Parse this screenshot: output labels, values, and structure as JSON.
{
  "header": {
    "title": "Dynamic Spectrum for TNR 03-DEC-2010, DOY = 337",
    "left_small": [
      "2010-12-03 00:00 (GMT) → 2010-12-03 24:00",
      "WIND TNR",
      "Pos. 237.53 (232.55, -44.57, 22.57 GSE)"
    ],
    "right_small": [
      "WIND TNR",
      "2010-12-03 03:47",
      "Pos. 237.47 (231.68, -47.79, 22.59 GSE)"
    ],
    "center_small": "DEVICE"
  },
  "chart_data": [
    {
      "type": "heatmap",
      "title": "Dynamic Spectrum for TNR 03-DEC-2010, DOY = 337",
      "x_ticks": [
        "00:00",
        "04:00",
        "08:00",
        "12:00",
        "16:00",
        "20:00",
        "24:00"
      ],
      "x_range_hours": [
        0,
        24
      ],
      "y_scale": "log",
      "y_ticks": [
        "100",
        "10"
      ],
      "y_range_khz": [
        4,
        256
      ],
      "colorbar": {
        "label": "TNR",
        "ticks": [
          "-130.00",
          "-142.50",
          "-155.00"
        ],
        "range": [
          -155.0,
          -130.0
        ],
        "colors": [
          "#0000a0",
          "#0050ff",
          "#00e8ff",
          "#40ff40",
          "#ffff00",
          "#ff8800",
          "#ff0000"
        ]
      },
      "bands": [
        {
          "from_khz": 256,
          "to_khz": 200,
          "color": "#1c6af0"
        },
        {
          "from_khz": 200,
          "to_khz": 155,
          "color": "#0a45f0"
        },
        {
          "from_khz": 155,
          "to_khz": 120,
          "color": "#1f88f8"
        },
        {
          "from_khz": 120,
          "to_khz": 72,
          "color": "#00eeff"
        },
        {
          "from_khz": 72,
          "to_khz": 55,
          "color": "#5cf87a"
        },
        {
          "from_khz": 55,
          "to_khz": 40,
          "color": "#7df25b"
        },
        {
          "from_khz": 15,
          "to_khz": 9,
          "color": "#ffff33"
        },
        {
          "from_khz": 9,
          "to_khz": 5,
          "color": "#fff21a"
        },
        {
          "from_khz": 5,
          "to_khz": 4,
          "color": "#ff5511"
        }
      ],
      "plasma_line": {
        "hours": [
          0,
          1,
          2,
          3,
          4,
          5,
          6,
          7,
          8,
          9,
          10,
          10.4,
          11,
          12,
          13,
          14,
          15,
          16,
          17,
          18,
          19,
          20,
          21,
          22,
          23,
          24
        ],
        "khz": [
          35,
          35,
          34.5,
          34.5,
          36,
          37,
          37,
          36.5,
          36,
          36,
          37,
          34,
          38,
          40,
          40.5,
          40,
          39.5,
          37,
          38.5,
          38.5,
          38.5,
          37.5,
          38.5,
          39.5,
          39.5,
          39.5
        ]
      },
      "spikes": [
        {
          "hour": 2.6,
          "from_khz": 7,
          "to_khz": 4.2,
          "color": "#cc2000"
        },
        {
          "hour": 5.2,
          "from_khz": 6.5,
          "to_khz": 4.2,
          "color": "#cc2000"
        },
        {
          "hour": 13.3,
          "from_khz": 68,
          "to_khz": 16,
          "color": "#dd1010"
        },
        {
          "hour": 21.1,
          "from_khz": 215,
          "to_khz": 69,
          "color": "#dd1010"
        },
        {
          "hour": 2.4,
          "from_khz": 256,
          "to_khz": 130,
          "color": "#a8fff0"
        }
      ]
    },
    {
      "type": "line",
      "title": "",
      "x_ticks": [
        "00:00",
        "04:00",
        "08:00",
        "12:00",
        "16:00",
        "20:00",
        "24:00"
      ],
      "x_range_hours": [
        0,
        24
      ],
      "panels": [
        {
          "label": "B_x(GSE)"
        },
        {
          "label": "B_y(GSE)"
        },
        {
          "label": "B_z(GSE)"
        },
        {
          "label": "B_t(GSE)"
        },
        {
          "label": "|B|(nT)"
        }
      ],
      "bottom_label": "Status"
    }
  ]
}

□ □ □

* _TASK BRIEF_: Produce an exact copy of every entry above.

* _RESPONSE TO THE TASK_:
Parse this screenshot: output labels, values, and structure as JSON.
{
  "header": {
    "title": "Dynamic Spectrum for TNR 03-DEC-2010, DOY = 337",
    "left_small": [
      "2010-12-03 00:00 (GMT) → 2010-12-03 24:00",
      "WIND TNR",
      "Pos. 237.53 (232.55, -44.57, 22.57 GSE)"
    ],
    "right_small": [
      "WIND TNR",
      "2010-12-03 03:47",
      "Pos. 237.47 (231.68, -47.79, 22.59 GSE)"
    ],
    "center_small": "DEVICE"
  },
  "chart_data": [
    {
      "type": "heatmap",
      "title": "Dynamic Spectrum for TNR 03-DEC-2010, DOY = 337",
      "x_ticks": [
        "00:00",
        "04:00",
        "08:00",
        "12:00",
        "16:00",
        "20:00",
        "24:00"
      ],
      "x_range_hours": [
        0,
        24
      ],
      "y_scale": "log",
      "y_ticks": [
        "100",
        "10"
      ],
      "y_range_khz": [
        4,
        256
      ],
      "colorbar": {
        "label": "TNR",
        "ticks": [
          "-130.00",
          "-142.50",
          "-155.00"
        ],
        "range": [
          -155.0,
          -130.0
        ],
        "colors": [
          "#0000a0",
          "#0050ff",
          "#00e8ff",
          "#40ff40",
          "#ffff00",
          "#ff8800",
          "#ff0000"
        ]
      },
      "bands": [
        {
          "from_khz": 256,
          "to_khz": 200,
          "color": "#1c6af0"
        },
        {
          "from_khz": 200,
          "to_khz": 155,
          "color": "#0a45f0"
        },
        {
          "from_khz": 155,
          "to_khz": 120,
          "color": "#1f88f8"
        },
        {
          "from_khz": 120,
          "to_khz": 72,
          "color": "#00eeff"
        },
        {
          "from_khz": 72,
          "to_khz": 55,
          "color": "#5cf87a"
        },
        {
          "from_khz": 55,
          "to_khz": 40,
          "color": "#7df25b"
        },
        {
          "from_khz": 15,
          "to_khz": 9,
          "color": "#ffff33"
        },
        {
          "from_khz": 9,
          "to_khz": 5,
          "color": "#fff21a"
        },
        {
          "from_khz": 5,
          "to_khz": 4,
          "color": "#ff5511"
        }
      ],
      "plasma_line": {
        "hours": [
          0,
          1,
          2,
          3,
          4,
          5,
          6,
          7,
          8,
          9,
          10,
          10.4,
          11,
          12,
          13,
          14,
          15,
          16,
          17,
          18,
          19,
          20,
          21,
          22,
          23,
          24
        ],
        "khz": [
          35,
          35,
          34.5,
          34.5,
          36,
          37,
          37,
          36.5,
          36,
          36,
          37,
          34,
          38,
          40,
          40.5,
          40,
          39.5,
          37,
          38.5,
          38.5,
          38.5,
          37.5,
          38.5,
          39.5,
          39.5,
          39.5
        ]
      },
      "spikes": [
        {
          "hour": 2.6,
          "from_khz": 7,
          "to_khz": 4.2,
          "color": "#cc2000"
        },
        {
          "hour": 5.2,
          "from_khz": 6.5,
          "to_khz": 4.2,
          "color": "#cc2000"
        },
        {
          "hour": 13.3,
          "from_khz": 68,
          "to_khz": 16,
          "color": "#dd1010"
        },
        {
          "hour": 21.1,
          "from_khz": 215,
          "to_khz": 69,
          "color": "#dd1010"
        },
        {
          "hour": 2.4,
          "from_khz": 256,
          "to_khz": 130,
          "color": "#a8fff0"
        }
      ]
    },
    {
      "type": "line",
      "title": "",
      "x_ticks": [
        "00:00",
        "04:00",
        "08:00",
        "12:00",
        "16:00",
        "20:00",
        "24:00"
      ],
      "x_range_hours": [
        0,
        24
      ],
      "panels": [
        {
          "label": "B_x(GSE)"
        },
        {
          "label": "B_y(GSE)"
        },
        {
          "label": "B_z(GSE)"
        },
        {
          "label": "B_t(GSE)"
        },
        {
          "label": "|B|(nT)"
        }
      ],
      "bottom_label": "Status"
    }
  ]
}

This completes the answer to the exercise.